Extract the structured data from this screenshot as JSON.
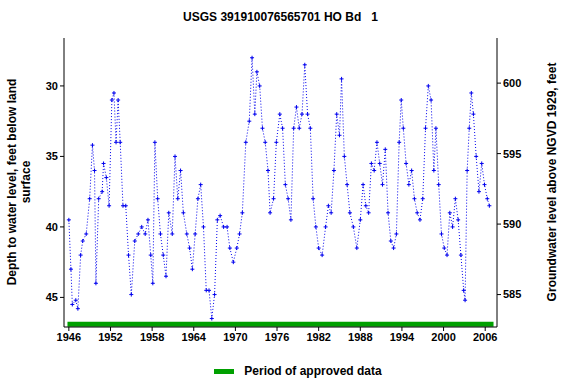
{
  "chart_data": {
    "type": "line",
    "title": "USGS 391910076565701 HO Bd   1",
    "y_label": "Depth to water level, feet below land surface",
    "y2_label": "Groundwater level above NGVD 1929, feet",
    "color": "#0000ee",
    "marker": "plus",
    "line_style": "dotted",
    "xlim": [
      1945.3,
      2007.7
    ],
    "xticks": [
      1946,
      1952,
      1958,
      1964,
      1970,
      1976,
      1982,
      1988,
      1994,
      2000,
      2006
    ],
    "ylim": [
      47.1,
      26.6
    ],
    "yticks": [
      30,
      35,
      40,
      45
    ],
    "y2lim": [
      582.7,
      603.2
    ],
    "y2ticks": [
      585,
      590,
      595,
      600
    ],
    "grid": false,
    "x": [
      1946.0,
      1946.3,
      1946.5,
      1947.0,
      1947.3,
      1947.7,
      1948.0,
      1948.5,
      1949.0,
      1949.4,
      1949.7,
      1949.9,
      1950.3,
      1950.8,
      1951.0,
      1951.4,
      1951.8,
      1952.2,
      1952.5,
      1952.8,
      1953.1,
      1953.4,
      1953.8,
      1954.2,
      1954.6,
      1955.0,
      1955.5,
      1956.0,
      1956.5,
      1957.0,
      1957.4,
      1957.8,
      1958.1,
      1958.4,
      1958.8,
      1959.2,
      1959.6,
      1960.0,
      1960.4,
      1960.9,
      1961.3,
      1961.7,
      1962.1,
      1962.5,
      1963.0,
      1963.4,
      1963.8,
      1964.2,
      1964.6,
      1965.0,
      1965.4,
      1965.8,
      1966.2,
      1966.6,
      1967.0,
      1967.4,
      1967.8,
      1968.3,
      1968.8,
      1969.2,
      1969.7,
      1970.2,
      1970.6,
      1971.0,
      1971.5,
      1972.0,
      1972.4,
      1972.8,
      1973.1,
      1973.5,
      1973.9,
      1974.3,
      1974.7,
      1975.0,
      1975.5,
      1975.9,
      1976.4,
      1976.8,
      1977.2,
      1977.6,
      1978.0,
      1978.4,
      1978.8,
      1979.2,
      1979.6,
      1980.0,
      1980.4,
      1980.8,
      1981.2,
      1981.6,
      1982.0,
      1982.5,
      1983.0,
      1983.4,
      1983.8,
      1984.2,
      1984.6,
      1985.0,
      1985.3,
      1985.7,
      1986.1,
      1986.5,
      1987.0,
      1987.5,
      1988.0,
      1988.4,
      1988.8,
      1989.2,
      1989.6,
      1990.0,
      1990.4,
      1990.8,
      1991.2,
      1991.6,
      1992.0,
      1992.4,
      1992.8,
      1993.2,
      1993.6,
      1993.9,
      1994.2,
      1994.6,
      1995.0,
      1995.4,
      1995.8,
      1996.2,
      1996.6,
      1997.0,
      1997.4,
      1997.8,
      1998.2,
      1998.6,
      1998.9,
      1999.3,
      1999.7,
      2000.1,
      2000.5,
      2000.9,
      2001.3,
      2001.7,
      2002.1,
      2002.5,
      2002.9,
      2003.1,
      2003.4,
      2003.7,
      2004.0,
      2004.3,
      2004.7,
      2005.1,
      2005.5,
      2005.9,
      2006.3,
      2006.6
    ],
    "values": [
      39.5,
      43,
      45.5,
      45.2,
      45.8,
      42,
      41,
      40.5,
      38,
      34.2,
      36,
      44,
      38,
      37.5,
      35.5,
      36.5,
      38.5,
      31,
      30.5,
      34,
      31,
      34,
      38.5,
      38.5,
      42,
      44.8,
      41,
      40.5,
      40,
      40.5,
      39.5,
      42,
      44,
      34,
      38,
      40.5,
      42,
      43.5,
      39,
      40.5,
      35,
      38,
      36,
      39,
      40.5,
      41.5,
      43,
      40.5,
      38,
      37,
      40,
      44.5,
      44.5,
      46.5,
      44.8,
      39.5,
      39.2,
      40,
      40,
      41.5,
      42.5,
      41.5,
      40.5,
      39,
      34,
      32.5,
      28,
      32,
      29,
      30,
      33,
      34,
      36,
      39,
      38,
      34,
      32,
      33,
      37,
      38,
      39.5,
      33,
      31.5,
      33,
      32,
      28.5,
      32,
      33,
      38,
      40,
      41.5,
      42,
      40,
      38.5,
      39,
      36,
      32,
      33.5,
      29.5,
      35,
      37,
      39,
      40,
      41.5,
      39.5,
      37,
      38.5,
      39,
      35.5,
      36,
      34,
      35.5,
      37,
      34.5,
      39,
      41,
      41.5,
      40.5,
      34,
      31,
      33,
      35.5,
      37,
      36,
      38,
      39,
      39.5,
      38,
      33,
      30,
      31,
      36,
      33,
      37,
      40.5,
      41.5,
      42,
      39,
      40,
      38,
      39.5,
      42,
      44.5,
      45.2,
      36,
      33,
      30.5,
      32,
      35,
      37.5,
      35.5,
      37,
      38,
      38.5
    ],
    "series": [
      {
        "name": "Period of approved data",
        "color": "#00a000",
        "x": [
          1945.8,
          2007.2
        ],
        "values": [
          46.9,
          46.9
        ]
      }
    ]
  }
}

——————————

Short task: Repeat the data exactly, dropping every picture it holds.

Reply to the exercise:
Extract the structured data from this screenshot as JSON.
{
  "chart_data": {
    "type": "line",
    "title": "USGS 391910076565701 HO Bd   1",
    "y_label": "Depth to water level, feet below land surface",
    "y2_label": "Groundwater level above NGVD 1929, feet",
    "color": "#0000ee",
    "marker": "plus",
    "line_style": "dotted",
    "xlim": [
      1945.3,
      2007.7
    ],
    "xticks": [
      1946,
      1952,
      1958,
      1964,
      1970,
      1976,
      1982,
      1988,
      1994,
      2000,
      2006
    ],
    "ylim": [
      47.1,
      26.6
    ],
    "yticks": [
      30,
      35,
      40,
      45
    ],
    "y2lim": [
      582.7,
      603.2
    ],
    "y2ticks": [
      585,
      590,
      595,
      600
    ],
    "grid": false,
    "x": [
      1946.0,
      1946.3,
      1946.5,
      1947.0,
      1947.3,
      1947.7,
      1948.0,
      1948.5,
      1949.0,
      1949.4,
      1949.7,
      1949.9,
      1950.3,
      1950.8,
      1951.0,
      1951.4,
      1951.8,
      1952.2,
      1952.5,
      1952.8,
      1953.1,
      1953.4,
      1953.8,
      1954.2,
      1954.6,
      1955.0,
      1955.5,
      1956.0,
      1956.5,
      1957.0,
      1957.4,
      1957.8,
      1958.1,
      1958.4,
      1958.8,
      1959.2,
      1959.6,
      1960.0,
      1960.4,
      1960.9,
      1961.3,
      1961.7,
      1962.1,
      1962.5,
      1963.0,
      1963.4,
      1963.8,
      1964.2,
      1964.6,
      1965.0,
      1965.4,
      1965.8,
      1966.2,
      1966.6,
      1967.0,
      1967.4,
      1967.8,
      1968.3,
      1968.8,
      1969.2,
      1969.7,
      1970.2,
      1970.6,
      1971.0,
      1971.5,
      1972.0,
      1972.4,
      1972.8,
      1973.1,
      1973.5,
      1973.9,
      1974.3,
      1974.7,
      1975.0,
      1975.5,
      1975.9,
      1976.4,
      1976.8,
      1977.2,
      1977.6,
      1978.0,
      1978.4,
      1978.8,
      1979.2,
      1979.6,
      1980.0,
      1980.4,
      1980.8,
      1981.2,
      1981.6,
      1982.0,
      1982.5,
      1983.0,
      1983.4,
      1983.8,
      1984.2,
      1984.6,
      1985.0,
      1985.3,
      1985.7,
      1986.1,
      1986.5,
      1987.0,
      1987.5,
      1988.0,
      1988.4,
      1988.8,
      1989.2,
      1989.6,
      1990.0,
      1990.4,
      1990.8,
      1991.2,
      1991.6,
      1992.0,
      1992.4,
      1992.8,
      1993.2,
      1993.6,
      1993.9,
      1994.2,
      1994.6,
      1995.0,
      1995.4,
      1995.8,
      1996.2,
      1996.6,
      1997.0,
      1997.4,
      1997.8,
      1998.2,
      1998.6,
      1998.9,
      1999.3,
      1999.7,
      2000.1,
      2000.5,
      2000.9,
      2001.3,
      2001.7,
      2002.1,
      2002.5,
      2002.9,
      2003.1,
      2003.4,
      2003.7,
      2004.0,
      2004.3,
      2004.7,
      2005.1,
      2005.5,
      2005.9,
      2006.3,
      2006.6
    ],
    "values": [
      39.5,
      43,
      45.5,
      45.2,
      45.8,
      42,
      41,
      40.5,
      38,
      34.2,
      36,
      44,
      38,
      37.5,
      35.5,
      36.5,
      38.5,
      31,
      30.5,
      34,
      31,
      34,
      38.5,
      38.5,
      42,
      44.8,
      41,
      40.5,
      40,
      40.5,
      39.5,
      42,
      44,
      34,
      38,
      40.5,
      42,
      43.5,
      39,
      40.5,
      35,
      38,
      36,
      39,
      40.5,
      41.5,
      43,
      40.5,
      38,
      37,
      40,
      44.5,
      44.5,
      46.5,
      44.8,
      39.5,
      39.2,
      40,
      40,
      41.5,
      42.5,
      41.5,
      40.5,
      39,
      34,
      32.5,
      28,
      32,
      29,
      30,
      33,
      34,
      36,
      39,
      38,
      34,
      32,
      33,
      37,
      38,
      39.5,
      33,
      31.5,
      33,
      32,
      28.5,
      32,
      33,
      38,
      40,
      41.5,
      42,
      40,
      38.5,
      39,
      36,
      32,
      33.5,
      29.5,
      35,
      37,
      39,
      40,
      41.5,
      39.5,
      37,
      38.5,
      39,
      35.5,
      36,
      34,
      35.5,
      37,
      34.5,
      39,
      41,
      41.5,
      40.5,
      34,
      31,
      33,
      35.5,
      37,
      36,
      38,
      39,
      39.5,
      38,
      33,
      30,
      31,
      36,
      33,
      37,
      40.5,
      41.5,
      42,
      39,
      40,
      38,
      39.5,
      42,
      44.5,
      45.2,
      36,
      33,
      30.5,
      32,
      35,
      37.5,
      35.5,
      37,
      38,
      38.5
    ],
    "series": [
      {
        "name": "Period of approved data",
        "color": "#00a000",
        "x": [
          1945.8,
          2007.2
        ],
        "values": [
          46.9,
          46.9
        ]
      }
    ]
  }
}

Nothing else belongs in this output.